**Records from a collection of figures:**
** BEGIN **
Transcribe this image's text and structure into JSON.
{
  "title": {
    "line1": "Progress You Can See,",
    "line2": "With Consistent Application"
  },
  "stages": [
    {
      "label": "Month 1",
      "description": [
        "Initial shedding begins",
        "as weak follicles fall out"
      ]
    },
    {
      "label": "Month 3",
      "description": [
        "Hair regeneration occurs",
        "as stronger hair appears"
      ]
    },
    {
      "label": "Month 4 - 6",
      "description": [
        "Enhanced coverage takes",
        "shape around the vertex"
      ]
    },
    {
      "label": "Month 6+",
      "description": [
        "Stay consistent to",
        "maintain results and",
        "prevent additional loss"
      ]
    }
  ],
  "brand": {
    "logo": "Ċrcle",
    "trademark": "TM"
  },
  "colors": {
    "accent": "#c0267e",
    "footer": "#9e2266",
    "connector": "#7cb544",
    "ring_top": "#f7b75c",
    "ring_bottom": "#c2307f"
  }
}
** END **
**WORK TO DO:** Your task is to print all of the records exactly.

**FINISHED EXERCISE:**
Transcribe this image's text and structure into JSON.
{
  "title": {
    "line1": "Progress You Can See,",
    "line2": "With Consistent Application"
  },
  "stages": [
    {
      "label": "Month 1",
      "description": [
        "Initial shedding begins",
        "as weak follicles fall out"
      ]
    },
    {
      "label": "Month 3",
      "description": [
        "Hair regeneration occurs",
        "as stronger hair appears"
      ]
    },
    {
      "label": "Month 4 - 6",
      "description": [
        "Enhanced coverage takes",
        "shape around the vertex"
      ]
    },
    {
      "label": "Month 6+",
      "description": [
        "Stay consistent to",
        "maintain results and",
        "prevent additional loss"
      ]
    }
  ],
  "brand": {
    "logo": "Ċrcle",
    "trademark": "TM"
  },
  "colors": {
    "accent": "#c0267e",
    "footer": "#9e2266",
    "connector": "#7cb544",
    "ring_top": "#f7b75c",
    "ring_bottom": "#c2307f"
  }
}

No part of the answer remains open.